DOCUMENT ->
The half year accounts are prepared on the basis of the accounting policies set
out in the most recent set of financial statements.
2. Segmental Analysis
Unaudited Unaudited Audited
Six months ended Six Months ended Year ended
30th June 2003 30th June 2002 31st December 2002
#'000s #'000s #'000s
Turnover by Destination
United Kingdom 1425 1682 2877
North America 4689 4943 9852
Continental Europe 6872 7221 13237
Asia 2786 3034 6311
Central & South America 274 296 560
Rest of World 400 448 876
_______ _______ _______
16446 17624 33713
_______ _______ _______
Turnover by Market
Domestic & Industrial Appliances 9259 10567 19759
Steelmaking 3098 3117 5894
Automotive 2543 2986 5830
Investment Casting 24 31 (61)
Engineered Ceramics 632 388 957
Other Industrials 890 535 1334
_______ _______ _______
16446 17624 33713
_______ _______ _______
3. Movement in Shareholders' Funds
Capital Profit & loss
Share Share redemption Revaluation account
capital premium reserve reserve Total
#'000s #'000s #'000s #'000s #'000s #000s
At the beginning of
the period 1196 8399 218 1802 5067 16682
Profit for the period - - - - 546 546
Interim dividend - - - - (479) (479)
Currency translation
adjustment - - - (10) (282) (292)
Transfer from revaluation
reserve - - - (35) 35 -
Issue of shares - 3 - - - 3
_______ _______ _______ _______ _______ ______
At end of period 1196 8402 218 1757 4887 16460
_______ _______ _______ _______ _______ ______
4. Dividends
The dividend charge for the period represents an interim dividend of 2.0p per
ordinary 5p share and will be payable on 16th October 2003 to those shareholders
listed on the register as at 3rd October 2003.
5. Taxation
Taxation has been provided at the estimated effective rate for the full year.
6. Distribution of interim results
Copies of the interim report will be posted to shareholders on Friday 3 October
2003 and will be available from the company's registered office at Doxey Road,
Stafford ST16 1DZ during normal business hours.

WHAT YOU SHOULD DO -> Please give the date on which the interim dividend described in the interim accounts notes will be payable.

RAW RECORDS ->
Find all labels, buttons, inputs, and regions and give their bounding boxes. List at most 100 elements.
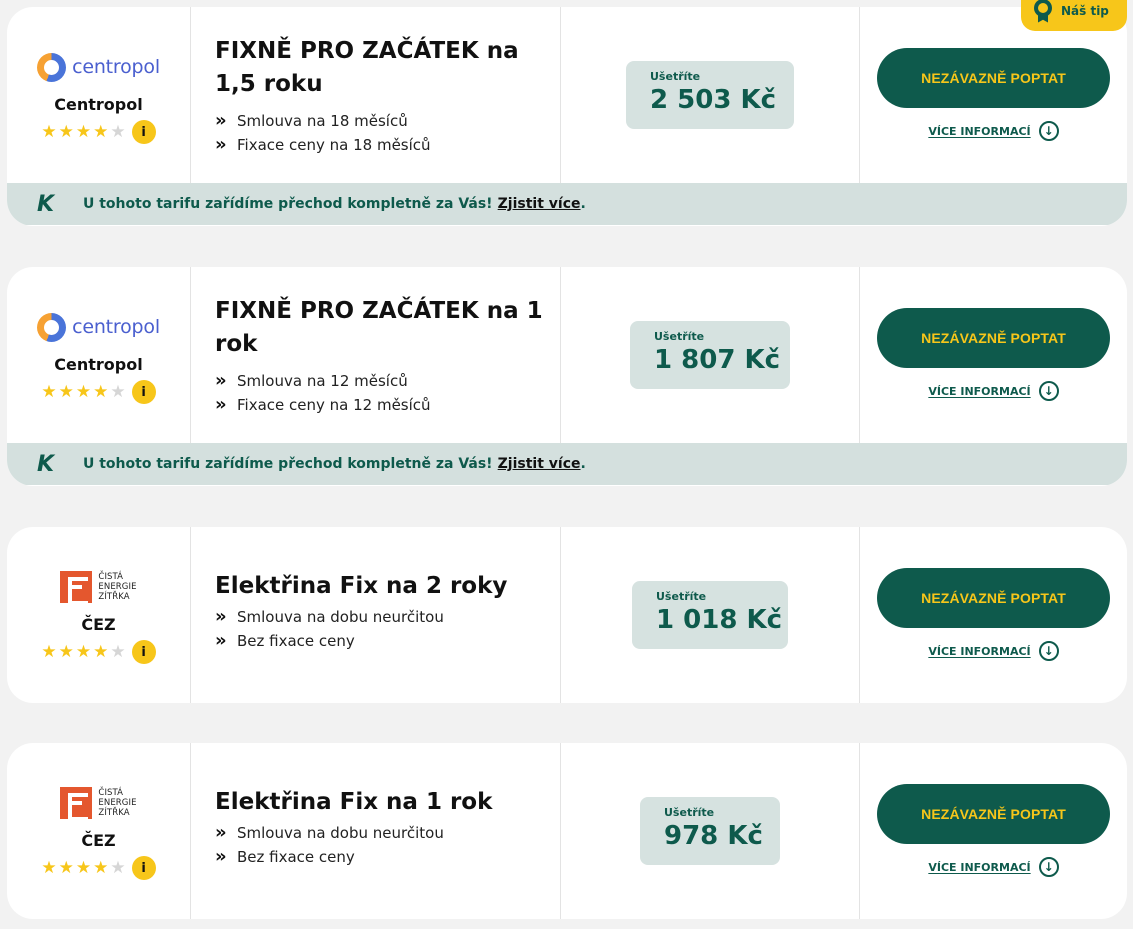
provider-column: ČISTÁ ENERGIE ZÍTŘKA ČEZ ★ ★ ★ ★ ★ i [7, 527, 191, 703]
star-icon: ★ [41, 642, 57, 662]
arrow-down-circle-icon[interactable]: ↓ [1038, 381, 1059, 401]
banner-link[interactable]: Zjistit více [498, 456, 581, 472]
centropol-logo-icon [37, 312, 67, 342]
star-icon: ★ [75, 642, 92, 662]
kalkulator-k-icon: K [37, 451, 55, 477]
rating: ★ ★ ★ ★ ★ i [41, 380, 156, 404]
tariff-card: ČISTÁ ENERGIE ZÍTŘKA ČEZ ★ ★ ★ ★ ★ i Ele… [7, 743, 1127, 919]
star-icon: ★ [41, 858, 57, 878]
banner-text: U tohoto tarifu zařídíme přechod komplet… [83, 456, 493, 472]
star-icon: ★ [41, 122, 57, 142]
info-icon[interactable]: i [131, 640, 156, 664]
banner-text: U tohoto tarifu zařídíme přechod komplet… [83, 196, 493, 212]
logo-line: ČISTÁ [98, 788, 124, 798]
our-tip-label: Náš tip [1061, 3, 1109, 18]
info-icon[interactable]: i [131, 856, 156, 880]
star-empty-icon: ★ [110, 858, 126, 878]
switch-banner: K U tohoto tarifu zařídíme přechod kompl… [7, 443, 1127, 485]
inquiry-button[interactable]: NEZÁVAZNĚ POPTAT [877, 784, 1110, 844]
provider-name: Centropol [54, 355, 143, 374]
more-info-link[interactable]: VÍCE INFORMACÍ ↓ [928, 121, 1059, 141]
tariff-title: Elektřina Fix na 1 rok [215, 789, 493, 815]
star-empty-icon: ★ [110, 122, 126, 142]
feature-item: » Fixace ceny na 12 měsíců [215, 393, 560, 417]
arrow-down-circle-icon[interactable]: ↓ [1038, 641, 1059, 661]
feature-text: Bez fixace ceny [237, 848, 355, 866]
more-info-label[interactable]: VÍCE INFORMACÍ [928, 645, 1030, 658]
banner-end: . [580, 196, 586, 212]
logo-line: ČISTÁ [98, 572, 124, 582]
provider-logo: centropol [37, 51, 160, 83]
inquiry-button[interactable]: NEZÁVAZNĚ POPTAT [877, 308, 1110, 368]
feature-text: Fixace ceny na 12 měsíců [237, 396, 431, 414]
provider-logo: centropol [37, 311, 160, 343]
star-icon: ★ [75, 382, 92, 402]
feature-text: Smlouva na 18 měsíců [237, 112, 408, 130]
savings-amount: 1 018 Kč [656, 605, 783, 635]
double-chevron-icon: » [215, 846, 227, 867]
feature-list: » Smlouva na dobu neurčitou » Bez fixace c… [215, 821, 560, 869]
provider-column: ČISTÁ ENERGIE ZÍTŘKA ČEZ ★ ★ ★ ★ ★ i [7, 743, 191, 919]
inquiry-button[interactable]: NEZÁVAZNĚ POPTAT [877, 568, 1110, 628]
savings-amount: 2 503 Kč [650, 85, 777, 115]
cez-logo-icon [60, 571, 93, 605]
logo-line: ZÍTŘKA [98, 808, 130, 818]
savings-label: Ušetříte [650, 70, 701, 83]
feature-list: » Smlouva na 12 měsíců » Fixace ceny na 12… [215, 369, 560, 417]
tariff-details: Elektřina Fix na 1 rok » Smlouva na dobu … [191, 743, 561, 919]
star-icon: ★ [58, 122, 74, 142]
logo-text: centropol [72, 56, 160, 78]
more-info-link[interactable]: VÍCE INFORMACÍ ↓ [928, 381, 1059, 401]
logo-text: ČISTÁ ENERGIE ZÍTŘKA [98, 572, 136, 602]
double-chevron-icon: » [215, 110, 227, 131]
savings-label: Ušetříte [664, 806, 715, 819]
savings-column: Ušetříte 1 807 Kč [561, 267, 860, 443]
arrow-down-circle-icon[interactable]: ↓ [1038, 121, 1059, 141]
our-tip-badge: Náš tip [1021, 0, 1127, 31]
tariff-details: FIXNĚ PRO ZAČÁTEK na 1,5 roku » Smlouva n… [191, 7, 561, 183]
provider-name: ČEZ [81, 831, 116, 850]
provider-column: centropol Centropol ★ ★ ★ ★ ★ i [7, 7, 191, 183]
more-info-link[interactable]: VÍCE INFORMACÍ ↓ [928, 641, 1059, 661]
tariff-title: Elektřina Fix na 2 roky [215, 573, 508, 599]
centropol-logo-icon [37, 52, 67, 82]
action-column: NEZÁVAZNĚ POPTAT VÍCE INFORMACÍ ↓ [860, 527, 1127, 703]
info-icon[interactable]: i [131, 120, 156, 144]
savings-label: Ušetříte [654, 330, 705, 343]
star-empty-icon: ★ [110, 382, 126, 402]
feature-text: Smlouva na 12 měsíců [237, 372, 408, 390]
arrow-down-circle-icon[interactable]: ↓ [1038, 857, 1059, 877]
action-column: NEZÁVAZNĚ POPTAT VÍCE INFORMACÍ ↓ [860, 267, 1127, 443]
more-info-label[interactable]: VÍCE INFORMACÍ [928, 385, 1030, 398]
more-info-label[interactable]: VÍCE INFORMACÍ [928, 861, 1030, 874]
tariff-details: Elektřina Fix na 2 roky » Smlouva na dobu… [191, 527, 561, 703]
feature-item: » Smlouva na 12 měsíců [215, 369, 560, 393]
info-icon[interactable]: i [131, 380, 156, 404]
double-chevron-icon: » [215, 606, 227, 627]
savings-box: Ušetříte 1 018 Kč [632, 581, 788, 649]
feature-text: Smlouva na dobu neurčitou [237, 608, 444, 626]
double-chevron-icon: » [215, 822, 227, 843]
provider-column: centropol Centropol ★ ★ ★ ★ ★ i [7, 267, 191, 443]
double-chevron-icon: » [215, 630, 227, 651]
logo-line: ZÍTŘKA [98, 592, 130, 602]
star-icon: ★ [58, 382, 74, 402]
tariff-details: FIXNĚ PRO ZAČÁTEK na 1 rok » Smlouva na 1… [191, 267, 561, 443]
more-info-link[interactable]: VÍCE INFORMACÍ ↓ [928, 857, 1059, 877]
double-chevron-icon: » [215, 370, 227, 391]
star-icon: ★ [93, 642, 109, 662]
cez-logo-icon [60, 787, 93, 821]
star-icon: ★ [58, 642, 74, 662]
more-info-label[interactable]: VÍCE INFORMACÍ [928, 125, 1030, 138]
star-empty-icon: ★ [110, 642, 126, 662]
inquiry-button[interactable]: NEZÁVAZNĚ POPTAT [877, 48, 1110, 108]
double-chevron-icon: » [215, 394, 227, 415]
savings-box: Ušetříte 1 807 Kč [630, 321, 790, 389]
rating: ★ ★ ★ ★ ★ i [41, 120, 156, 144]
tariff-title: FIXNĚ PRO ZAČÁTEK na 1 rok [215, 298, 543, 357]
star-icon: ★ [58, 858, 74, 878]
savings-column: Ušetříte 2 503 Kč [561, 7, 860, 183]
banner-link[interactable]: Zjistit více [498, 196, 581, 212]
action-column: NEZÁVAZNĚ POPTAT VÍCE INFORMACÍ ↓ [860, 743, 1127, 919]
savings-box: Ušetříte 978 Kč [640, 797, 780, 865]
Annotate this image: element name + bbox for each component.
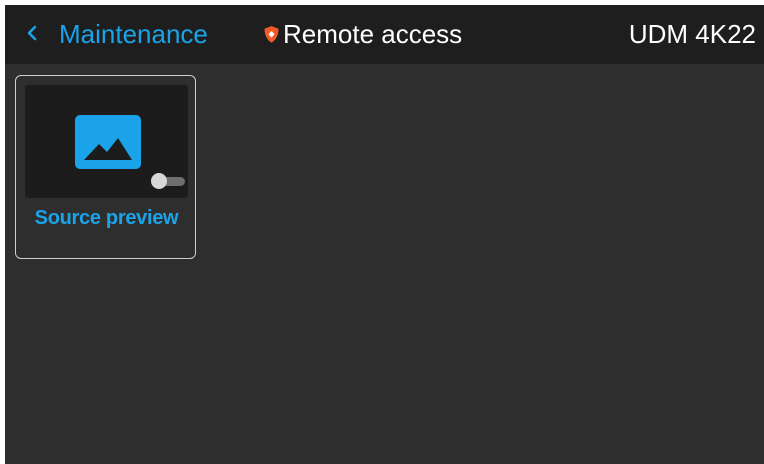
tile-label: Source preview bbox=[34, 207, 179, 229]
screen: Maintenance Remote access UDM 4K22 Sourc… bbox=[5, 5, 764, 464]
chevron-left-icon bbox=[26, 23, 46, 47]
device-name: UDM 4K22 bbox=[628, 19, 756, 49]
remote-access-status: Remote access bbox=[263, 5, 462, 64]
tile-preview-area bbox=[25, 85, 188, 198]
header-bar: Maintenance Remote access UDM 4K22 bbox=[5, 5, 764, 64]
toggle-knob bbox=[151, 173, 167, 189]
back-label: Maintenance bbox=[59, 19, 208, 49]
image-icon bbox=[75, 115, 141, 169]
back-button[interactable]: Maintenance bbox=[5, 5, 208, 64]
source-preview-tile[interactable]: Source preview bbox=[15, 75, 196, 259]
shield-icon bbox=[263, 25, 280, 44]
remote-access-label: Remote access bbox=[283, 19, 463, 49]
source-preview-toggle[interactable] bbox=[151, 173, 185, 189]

WORKED SOLUTION -> 16th October 2003